Given problem: The data must be returned in full and exactly as given.

Stored data entries:
⟨

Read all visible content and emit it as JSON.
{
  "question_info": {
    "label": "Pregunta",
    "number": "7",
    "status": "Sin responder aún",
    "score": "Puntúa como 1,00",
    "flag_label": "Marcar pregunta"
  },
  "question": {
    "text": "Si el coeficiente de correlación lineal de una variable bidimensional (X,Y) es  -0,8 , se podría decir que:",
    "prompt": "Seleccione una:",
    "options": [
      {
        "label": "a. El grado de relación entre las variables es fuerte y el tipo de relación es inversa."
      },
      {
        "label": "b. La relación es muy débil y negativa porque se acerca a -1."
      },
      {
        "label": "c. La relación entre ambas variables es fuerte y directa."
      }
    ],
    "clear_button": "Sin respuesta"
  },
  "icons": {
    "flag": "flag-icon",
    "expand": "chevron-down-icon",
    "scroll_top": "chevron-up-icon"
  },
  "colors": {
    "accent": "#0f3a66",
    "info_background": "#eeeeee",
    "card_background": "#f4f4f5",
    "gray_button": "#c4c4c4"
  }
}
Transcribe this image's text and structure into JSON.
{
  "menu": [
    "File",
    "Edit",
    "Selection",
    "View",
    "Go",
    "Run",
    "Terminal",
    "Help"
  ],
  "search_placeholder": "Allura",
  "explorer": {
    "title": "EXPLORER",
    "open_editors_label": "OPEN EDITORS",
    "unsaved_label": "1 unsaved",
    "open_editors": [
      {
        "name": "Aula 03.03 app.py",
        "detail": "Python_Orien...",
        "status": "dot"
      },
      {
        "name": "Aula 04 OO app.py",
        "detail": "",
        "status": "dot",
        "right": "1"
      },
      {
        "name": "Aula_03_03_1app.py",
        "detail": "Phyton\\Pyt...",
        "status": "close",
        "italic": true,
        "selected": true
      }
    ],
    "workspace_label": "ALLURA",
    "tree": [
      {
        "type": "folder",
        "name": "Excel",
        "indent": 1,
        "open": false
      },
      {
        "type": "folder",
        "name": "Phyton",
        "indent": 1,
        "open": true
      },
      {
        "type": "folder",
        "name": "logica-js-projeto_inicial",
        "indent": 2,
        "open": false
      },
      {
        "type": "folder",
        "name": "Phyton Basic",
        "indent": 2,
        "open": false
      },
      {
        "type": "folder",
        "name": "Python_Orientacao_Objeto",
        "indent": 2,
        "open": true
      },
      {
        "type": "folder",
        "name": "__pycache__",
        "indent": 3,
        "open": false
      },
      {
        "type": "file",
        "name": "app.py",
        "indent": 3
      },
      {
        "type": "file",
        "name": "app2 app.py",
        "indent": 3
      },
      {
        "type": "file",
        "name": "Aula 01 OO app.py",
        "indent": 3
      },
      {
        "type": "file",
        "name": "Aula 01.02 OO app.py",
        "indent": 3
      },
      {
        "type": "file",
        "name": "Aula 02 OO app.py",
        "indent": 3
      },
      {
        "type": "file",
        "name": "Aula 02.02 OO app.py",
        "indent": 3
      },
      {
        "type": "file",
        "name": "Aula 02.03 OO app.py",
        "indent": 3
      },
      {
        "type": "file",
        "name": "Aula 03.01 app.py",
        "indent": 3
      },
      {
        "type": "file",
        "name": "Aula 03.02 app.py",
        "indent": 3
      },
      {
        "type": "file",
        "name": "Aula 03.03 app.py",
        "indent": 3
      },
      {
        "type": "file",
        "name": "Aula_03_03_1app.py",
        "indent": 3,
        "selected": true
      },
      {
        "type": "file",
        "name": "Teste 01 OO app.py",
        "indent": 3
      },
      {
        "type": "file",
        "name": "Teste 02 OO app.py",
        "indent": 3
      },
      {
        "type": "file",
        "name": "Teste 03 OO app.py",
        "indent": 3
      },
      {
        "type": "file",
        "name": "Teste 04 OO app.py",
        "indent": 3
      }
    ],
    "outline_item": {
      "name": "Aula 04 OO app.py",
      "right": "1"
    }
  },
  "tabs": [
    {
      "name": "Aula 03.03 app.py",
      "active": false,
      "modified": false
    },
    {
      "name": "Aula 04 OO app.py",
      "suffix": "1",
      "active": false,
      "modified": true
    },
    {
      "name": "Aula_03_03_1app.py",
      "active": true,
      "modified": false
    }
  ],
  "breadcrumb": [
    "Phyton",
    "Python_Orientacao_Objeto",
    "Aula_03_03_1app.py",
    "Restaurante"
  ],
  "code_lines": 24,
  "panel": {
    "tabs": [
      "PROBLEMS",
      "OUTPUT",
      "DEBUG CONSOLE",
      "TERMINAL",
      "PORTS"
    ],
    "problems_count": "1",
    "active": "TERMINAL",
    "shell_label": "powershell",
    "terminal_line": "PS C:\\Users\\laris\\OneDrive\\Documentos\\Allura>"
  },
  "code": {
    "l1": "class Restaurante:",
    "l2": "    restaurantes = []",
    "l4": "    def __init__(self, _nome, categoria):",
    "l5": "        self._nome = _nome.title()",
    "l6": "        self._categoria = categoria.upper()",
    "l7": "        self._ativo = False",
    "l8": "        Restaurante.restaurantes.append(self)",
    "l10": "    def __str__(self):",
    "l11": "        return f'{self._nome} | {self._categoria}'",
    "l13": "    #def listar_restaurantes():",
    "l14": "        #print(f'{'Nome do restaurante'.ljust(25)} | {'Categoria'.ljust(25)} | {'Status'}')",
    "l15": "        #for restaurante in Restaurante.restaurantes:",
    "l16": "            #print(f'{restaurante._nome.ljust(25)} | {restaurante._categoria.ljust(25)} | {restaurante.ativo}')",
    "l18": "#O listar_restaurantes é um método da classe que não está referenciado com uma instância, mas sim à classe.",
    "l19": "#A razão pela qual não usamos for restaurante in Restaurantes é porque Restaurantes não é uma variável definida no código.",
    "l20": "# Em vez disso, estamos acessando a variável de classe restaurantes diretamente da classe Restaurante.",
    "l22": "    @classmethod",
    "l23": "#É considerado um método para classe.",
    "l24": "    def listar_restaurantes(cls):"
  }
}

⟩

Full answer:
Read all visible content and emit it as JSON.
{
  "question_info": {
    "label": "Pregunta",
    "number": "7",
    "status": "Sin responder aún",
    "score": "Puntúa como 1,00",
    "flag_label": "Marcar pregunta"
  },
  "question": {
    "text": "Si el coeficiente de correlación lineal de una variable bidimensional (X,Y) es  -0,8 , se podría decir que:",
    "prompt": "Seleccione una:",
    "options": [
      {
        "label": "a. El grado de relación entre las variables es fuerte y el tipo de relación es inversa."
      },
      {
        "label": "b. La relación es muy débil y negativa porque se acerca a -1."
      },
      {
        "label": "c. La relación entre ambas variables es fuerte y directa."
      }
    ],
    "clear_button": "Sin respuesta"
  },
  "icons": {
    "flag": "flag-icon",
    "expand": "chevron-down-icon",
    "scroll_top": "chevron-up-icon"
  },
  "colors": {
    "accent": "#0f3a66",
    "info_background": "#eeeeee",
    "card_background": "#f4f4f5",
    "gray_button": "#c4c4c4"
  }
}
Transcribe this image's text and structure into JSON.
{
  "menu": [
    "File",
    "Edit",
    "Selection",
    "View",
    "Go",
    "Run",
    "Terminal",
    "Help"
  ],
  "search_placeholder": "Allura",
  "explorer": {
    "title": "EXPLORER",
    "open_editors_label": "OPEN EDITORS",
    "unsaved_label": "1 unsaved",
    "open_editors": [
      {
        "name": "Aula 03.03 app.py",
        "detail": "Python_Orien...",
        "status": "dot"
      },
      {
        "name": "Aula 04 OO app.py",
        "detail": "",
        "status": "dot",
        "right": "1"
      },
      {
        "name": "Aula_03_03_1app.py",
        "detail": "Phyton\\Pyt...",
        "status": "close",
        "italic": true,
        "selected": true
      }
    ],
    "workspace_label": "ALLURA",
    "tree": [
      {
        "type": "folder",
        "name": "Excel",
        "indent": 1,
        "open": false
      },
      {
        "type": "folder",
        "name": "Phyton",
        "indent": 1,
        "open": true
      },
      {
        "type": "folder",
        "name": "logica-js-projeto_inicial",
        "indent": 2,
        "open": false
      },
      {
        "type": "folder",
        "name": "Phyton Basic",
        "indent": 2,
        "open": false
      },
      {
        "type": "folder",
        "name": "Python_Orientacao_Objeto",
        "indent": 2,
        "open": true
      },
      {
        "type": "folder",
        "name": "__pycache__",
        "indent": 3,
        "open": false
      },
      {
        "type": "file",
        "name": "app.py",
        "indent": 3
      },
      {
        "type": "file",
        "name": "app2 app.py",
        "indent": 3
      },
      {
        "type": "file",
        "name": "Aula 01 OO app.py",
        "indent": 3
      },
      {
        "type": "file",
        "name": "Aula 01.02 OO app.py",
        "indent": 3
      },
      {
        "type": "file",
        "name": "Aula 02 OO app.py",
        "indent": 3
      },
      {
        "type": "file",
        "name": "Aula 02.02 OO app.py",
        "indent": 3
      },
      {
        "type": "file",
        "name": "Aula 02.03 OO app.py",
        "indent": 3
      },
      {
        "type": "file",
        "name": "Aula 03.01 app.py",
        "indent": 3
      },
      {
        "type": "file",
        "name": "Aula 03.02 app.py",
        "indent": 3
      },
      {
        "type": "file",
        "name": "Aula 03.03 app.py",
        "indent": 3
      },
      {
        "type": "file",
        "name": "Aula_03_03_1app.py",
        "indent": 3,
        "selected": true
      },
      {
        "type": "file",
        "name": "Teste 01 OO app.py",
        "indent": 3
      },
      {
        "type": "file",
        "name": "Teste 02 OO app.py",
        "indent": 3
      },
      {
        "type": "file",
        "name": "Teste 03 OO app.py",
        "indent": 3
      },
      {
        "type": "file",
        "name": "Teste 04 OO app.py",
        "indent": 3
      }
    ],
    "outline_item": {
      "name": "Aula 04 OO app.py",
      "right": "1"
    }
  },
  "tabs": [
    {
      "name": "Aula 03.03 app.py",
      "active": false,
      "modified": false
    },
    {
      "name": "Aula 04 OO app.py",
      "suffix": "1",
      "active": false,
      "modified": true
    },
    {
      "name": "Aula_03_03_1app.py",
      "active": true,
      "modified": false
    }
  ],
  "breadcrumb": [
    "Phyton",
    "Python_Orientacao_Objeto",
    "Aula_03_03_1app.py",
    "Restaurante"
  ],
  "code_lines": 24,
  "panel": {
    "tabs": [
      "PROBLEMS",
      "OUTPUT",
      "DEBUG CONSOLE",
      "TERMINAL",
      "PORTS"
    ],
    "problems_count": "1",
    "active": "TERMINAL",
    "shell_label": "powershell",
    "terminal_line": "PS C:\\Users\\laris\\OneDrive\\Documentos\\Allura>"
  },
  "code": {
    "l1": "class Restaurante:",
    "l2": "    restaurantes = []",
    "l4": "    def __init__(self, _nome, categoria):",
    "l5": "        self._nome = _nome.title()",
    "l6": "        self._categoria = categoria.upper()",
    "l7": "        self._ativo = False",
    "l8": "        Restaurante.restaurantes.append(self)",
    "l10": "    def __str__(self):",
    "l11": "        return f'{self._nome} | {self._categoria}'",
    "l13": "    #def listar_restaurantes():",
    "l14": "        #print(f'{'Nome do restaurante'.ljust(25)} | {'Categoria'.ljust(25)} | {'Status'}')",
    "l15": "        #for restaurante in Restaurante.restaurantes:",
    "l16": "            #print(f'{restaurante._nome.ljust(25)} | {restaurante._categoria.ljust(25)} | {restaurante.ativo}')",
    "l18": "#O listar_restaurantes é um método da classe que não está referenciado com uma instância, mas sim à classe.",
    "l19": "#A razão pela qual não usamos for restaurante in Restaurantes é porque Restaurantes não é uma variável definida no código.",
    "l20": "# Em vez disso, estamos acessando a variável de classe restaurantes diretamente da classe Restaurante.",
    "l22": "    @classmethod",
    "l23": "#É considerado um método para classe.",
    "l24": "    def listar_restaurantes(cls):"
  }
}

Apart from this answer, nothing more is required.